**Exercise inputs**
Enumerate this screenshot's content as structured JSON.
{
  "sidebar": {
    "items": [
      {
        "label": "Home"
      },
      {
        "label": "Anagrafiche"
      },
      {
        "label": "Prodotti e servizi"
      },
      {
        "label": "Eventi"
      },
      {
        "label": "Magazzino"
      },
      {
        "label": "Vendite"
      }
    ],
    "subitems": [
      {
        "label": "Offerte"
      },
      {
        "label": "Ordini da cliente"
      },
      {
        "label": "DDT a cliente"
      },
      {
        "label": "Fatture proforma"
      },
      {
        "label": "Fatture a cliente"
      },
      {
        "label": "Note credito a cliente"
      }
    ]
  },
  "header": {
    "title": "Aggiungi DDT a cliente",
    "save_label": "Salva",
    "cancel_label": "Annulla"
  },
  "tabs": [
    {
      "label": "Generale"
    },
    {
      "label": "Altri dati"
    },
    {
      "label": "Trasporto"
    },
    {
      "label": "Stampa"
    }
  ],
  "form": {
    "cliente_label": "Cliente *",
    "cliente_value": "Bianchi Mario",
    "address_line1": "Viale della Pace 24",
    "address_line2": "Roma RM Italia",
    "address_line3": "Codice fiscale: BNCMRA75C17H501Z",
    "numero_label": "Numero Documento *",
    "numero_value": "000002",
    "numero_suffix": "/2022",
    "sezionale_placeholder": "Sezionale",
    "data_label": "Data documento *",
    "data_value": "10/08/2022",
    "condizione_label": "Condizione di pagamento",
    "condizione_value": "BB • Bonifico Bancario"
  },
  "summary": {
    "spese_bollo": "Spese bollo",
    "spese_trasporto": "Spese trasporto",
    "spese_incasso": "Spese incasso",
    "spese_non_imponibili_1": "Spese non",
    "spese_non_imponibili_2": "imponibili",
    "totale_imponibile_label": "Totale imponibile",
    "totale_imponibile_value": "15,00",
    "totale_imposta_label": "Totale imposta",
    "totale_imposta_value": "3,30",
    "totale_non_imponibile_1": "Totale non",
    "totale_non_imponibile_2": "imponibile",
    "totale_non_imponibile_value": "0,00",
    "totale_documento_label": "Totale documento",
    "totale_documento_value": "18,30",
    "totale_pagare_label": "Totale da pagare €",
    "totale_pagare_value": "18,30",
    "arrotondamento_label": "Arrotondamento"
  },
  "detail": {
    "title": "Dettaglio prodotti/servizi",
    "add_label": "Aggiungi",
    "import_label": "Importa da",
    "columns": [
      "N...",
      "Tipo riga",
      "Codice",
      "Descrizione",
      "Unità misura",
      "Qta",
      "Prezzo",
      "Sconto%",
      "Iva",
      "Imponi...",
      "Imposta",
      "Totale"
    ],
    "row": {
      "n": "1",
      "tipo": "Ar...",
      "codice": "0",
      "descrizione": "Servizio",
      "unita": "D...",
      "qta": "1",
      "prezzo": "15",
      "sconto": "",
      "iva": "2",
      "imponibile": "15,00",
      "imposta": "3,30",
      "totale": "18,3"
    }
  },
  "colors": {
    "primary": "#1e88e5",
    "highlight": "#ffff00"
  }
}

**Aim of the task**
Above are some records; extract every one of them exactly.

**Finished task**
Enumerate this screenshot's content as structured JSON.
{
  "sidebar": {
    "items": [
      {
        "label": "Home"
      },
      {
        "label": "Anagrafiche"
      },
      {
        "label": "Prodotti e servizi"
      },
      {
        "label": "Eventi"
      },
      {
        "label": "Magazzino"
      },
      {
        "label": "Vendite"
      }
    ],
    "subitems": [
      {
        "label": "Offerte"
      },
      {
        "label": "Ordini da cliente"
      },
      {
        "label": "DDT a cliente"
      },
      {
        "label": "Fatture proforma"
      },
      {
        "label": "Fatture a cliente"
      },
      {
        "label": "Note credito a cliente"
      }
    ]
  },
  "header": {
    "title": "Aggiungi DDT a cliente",
    "save_label": "Salva",
    "cancel_label": "Annulla"
  },
  "tabs": [
    {
      "label": "Generale"
    },
    {
      "label": "Altri dati"
    },
    {
      "label": "Trasporto"
    },
    {
      "label": "Stampa"
    }
  ],
  "form": {
    "cliente_label": "Cliente *",
    "cliente_value": "Bianchi Mario",
    "address_line1": "Viale della Pace 24",
    "address_line2": "Roma RM Italia",
    "address_line3": "Codice fiscale: BNCMRA75C17H501Z",
    "numero_label": "Numero Documento *",
    "numero_value": "000002",
    "numero_suffix": "/2022",
    "sezionale_placeholder": "Sezionale",
    "data_label": "Data documento *",
    "data_value": "10/08/2022",
    "condizione_label": "Condizione di pagamento",
    "condizione_value": "BB • Bonifico Bancario"
  },
  "summary": {
    "spese_bollo": "Spese bollo",
    "spese_trasporto": "Spese trasporto",
    "spese_incasso": "Spese incasso",
    "spese_non_imponibili_1": "Spese non",
    "spese_non_imponibili_2": "imponibili",
    "totale_imponibile_label": "Totale imponibile",
    "totale_imponibile_value": "15,00",
    "totale_imposta_label": "Totale imposta",
    "totale_imposta_value": "3,30",
    "totale_non_imponibile_1": "Totale non",
    "totale_non_imponibile_2": "imponibile",
    "totale_non_imponibile_value": "0,00",
    "totale_documento_label": "Totale documento",
    "totale_documento_value": "18,30",
    "totale_pagare_label": "Totale da pagare €",
    "totale_pagare_value": "18,30",
    "arrotondamento_label": "Arrotondamento"
  },
  "detail": {
    "title": "Dettaglio prodotti/servizi",
    "add_label": "Aggiungi",
    "import_label": "Importa da",
    "columns": [
      "N...",
      "Tipo riga",
      "Codice",
      "Descrizione",
      "Unità misura",
      "Qta",
      "Prezzo",
      "Sconto%",
      "Iva",
      "Imponi...",
      "Imposta",
      "Totale"
    ],
    "row": {
      "n": "1",
      "tipo": "Ar...",
      "codice": "0",
      "descrizione": "Servizio",
      "unita": "D...",
      "qta": "1",
      "prezzo": "15",
      "sconto": "",
      "iva": "2",
      "imponibile": "15,00",
      "imposta": "3,30",
      "totale": "18,3"
    }
  },
  "colors": {
    "primary": "#1e88e5",
    "highlight": "#ffff00"
  }
}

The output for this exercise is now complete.